» **WORK REQUEST**:
For this exercise, please find the lines in the entries that include the word "Editor" and copy them.

Component data from apps and pages
::::

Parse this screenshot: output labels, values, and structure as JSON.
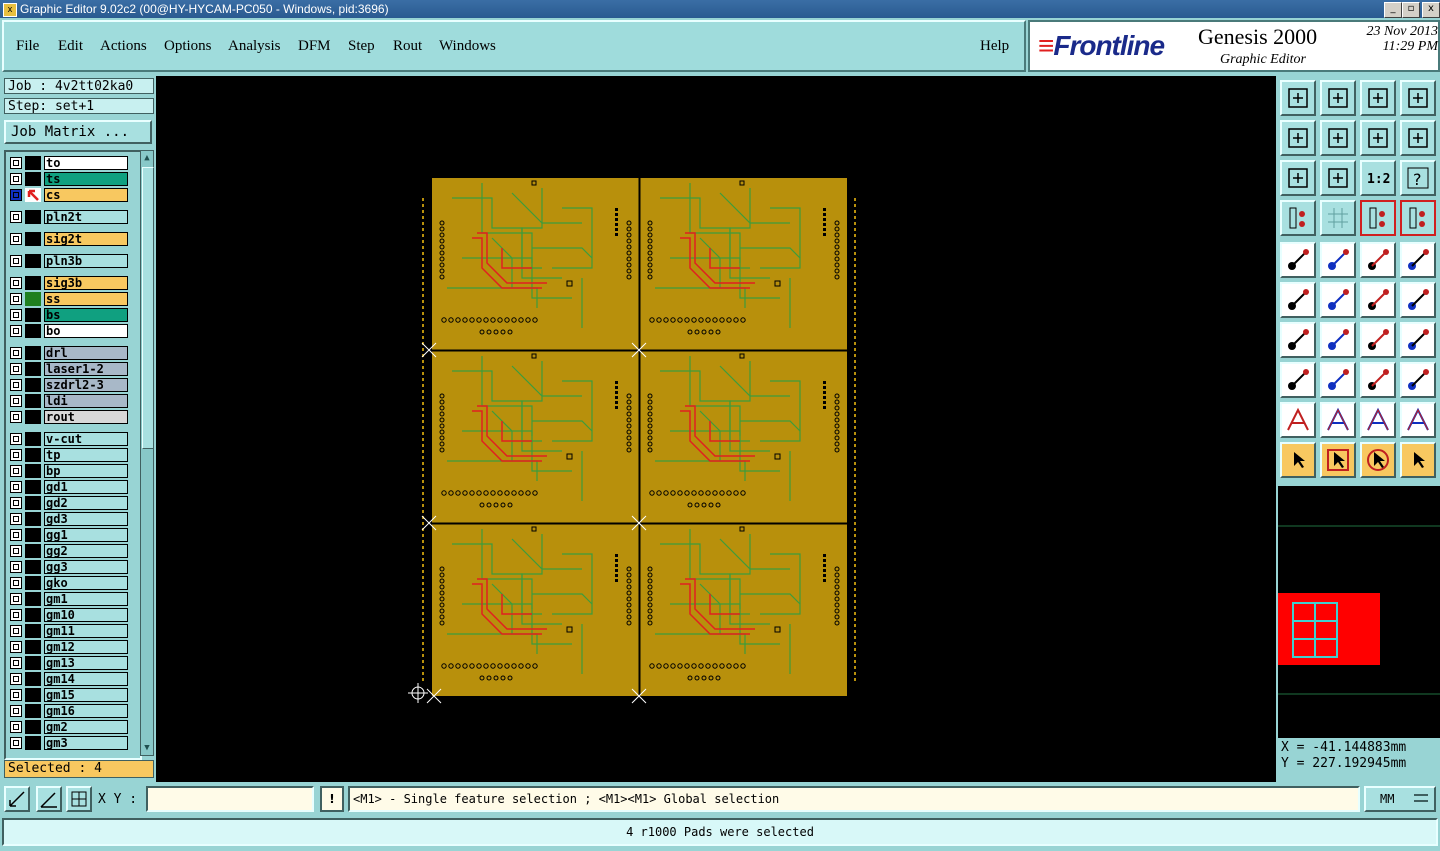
{
  "window": {
    "title": "Graphic Editor 9.02c2 (00@HY-HYCAM-PC050 - Windows, pid:3696)",
    "controls": [
      "_",
      "▫",
      "x"
    ]
  },
  "menu": {
    "items": [
      "File",
      "Edit",
      "Actions",
      "Options",
      "Analysis",
      "DFM",
      "Step",
      "Rout",
      "Windows"
    ],
    "help": "Help"
  },
  "brand": {
    "logo": "Frontline",
    "product": "Genesis 2000",
    "subtitle": "Graphic Editor",
    "date": "23 Nov 2013",
    "time": "11:29 PM"
  },
  "job": {
    "job_label": "Job : 4v2tt02ka0",
    "step_label": "Step: set+1",
    "matrix_button": "Job Matrix ..."
  },
  "layers": [
    {
      "name": "to",
      "color": "#ffffff",
      "mark": "#000000"
    },
    {
      "name": "ts",
      "color": "#10a080",
      "mark": "#000000"
    },
    {
      "name": "cs",
      "color": "#f8c860",
      "mark": "#ff3030",
      "active": true
    },
    {
      "name": "pln2t",
      "color": "#a8e0e0",
      "mark": "#000000"
    },
    {
      "name": "sig2t",
      "color": "#f8c860",
      "mark": "#000000"
    },
    {
      "name": "pln3b",
      "color": "#a8e0e0",
      "mark": "#000000"
    },
    {
      "name": "sig3b",
      "color": "#f8c860",
      "mark": "#000000"
    },
    {
      "name": "ss",
      "color": "#f8c860",
      "mark": "#208020"
    },
    {
      "name": "bs",
      "color": "#10a080",
      "mark": "#000000"
    },
    {
      "name": "bo",
      "color": "#ffffff",
      "mark": "#000000"
    },
    {
      "name": "drl",
      "color": "#a8b8c8",
      "mark": "#000000"
    },
    {
      "name": "laser1-2",
      "color": "#a8b8c8",
      "mark": "#000000"
    },
    {
      "name": "szdrl2-3",
      "color": "#a8b8c8",
      "mark": "#000000"
    },
    {
      "name": "ldi",
      "color": "#a8b8c8",
      "mark": "#000000"
    },
    {
      "name": "rout",
      "color": "#d8d8d8",
      "mark": "#000000"
    },
    {
      "name": "v-cut",
      "color": "#a8e0e0",
      "mark": "#000000"
    },
    {
      "name": "tp",
      "color": "#a8e0e0",
      "mark": "#000000"
    },
    {
      "name": "bp",
      "color": "#a8e0e0",
      "mark": "#000000"
    },
    {
      "name": "gd1",
      "color": "#a8e0e0",
      "mark": "#000000"
    },
    {
      "name": "gd2",
      "color": "#a8e0e0",
      "mark": "#000000"
    },
    {
      "name": "gd3",
      "color": "#a8e0e0",
      "mark": "#000000"
    },
    {
      "name": "gg1",
      "color": "#a8e0e0",
      "mark": "#000000"
    },
    {
      "name": "gg2",
      "color": "#a8e0e0",
      "mark": "#000000"
    },
    {
      "name": "gg3",
      "color": "#a8e0e0",
      "mark": "#000000"
    },
    {
      "name": "gko",
      "color": "#a8e0e0",
      "mark": "#000000"
    },
    {
      "name": "gm1",
      "color": "#a8e0e0",
      "mark": "#000000"
    },
    {
      "name": "gm10",
      "color": "#a8e0e0",
      "mark": "#000000"
    },
    {
      "name": "gm11",
      "color": "#a8e0e0",
      "mark": "#000000"
    },
    {
      "name": "gm12",
      "color": "#a8e0e0",
      "mark": "#000000"
    },
    {
      "name": "gm13",
      "color": "#a8e0e0",
      "mark": "#000000"
    },
    {
      "name": "gm14",
      "color": "#a8e0e0",
      "mark": "#000000"
    },
    {
      "name": "gm15",
      "color": "#a8e0e0",
      "mark": "#000000"
    },
    {
      "name": "gm16",
      "color": "#a8e0e0",
      "mark": "#000000"
    },
    {
      "name": "gm2",
      "color": "#a8e0e0",
      "mark": "#000000"
    },
    {
      "name": "gm3",
      "color": "#a8e0e0",
      "mark": "#000000"
    }
  ],
  "selection": {
    "selected_label": "Selected : 4"
  },
  "canvas": {
    "board_color": "#b8900c",
    "trace_green": "#3c9c3c",
    "trace_red": "#e02020",
    "background": "#000000"
  },
  "overview": {
    "ratio_label": "1:2"
  },
  "coords": {
    "x": "X = -41.144883mm",
    "y": "Y = 227.192945mm"
  },
  "command": {
    "xy_label": "X Y :",
    "xy_value": "",
    "bang": "!",
    "hint": "<M1> - Single feature selection ; <M1><M1> Global selection",
    "units": "MM"
  },
  "status": {
    "message": "4 r1000 Pads were selected"
  }
}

::::

» **RESPONSE AREA**:
    "title": "Graphic Editor 9.02c2 (00@HY-HYCAM-PC050 - Windows, pid:3696)",
    "subtitle": "Graphic Editor",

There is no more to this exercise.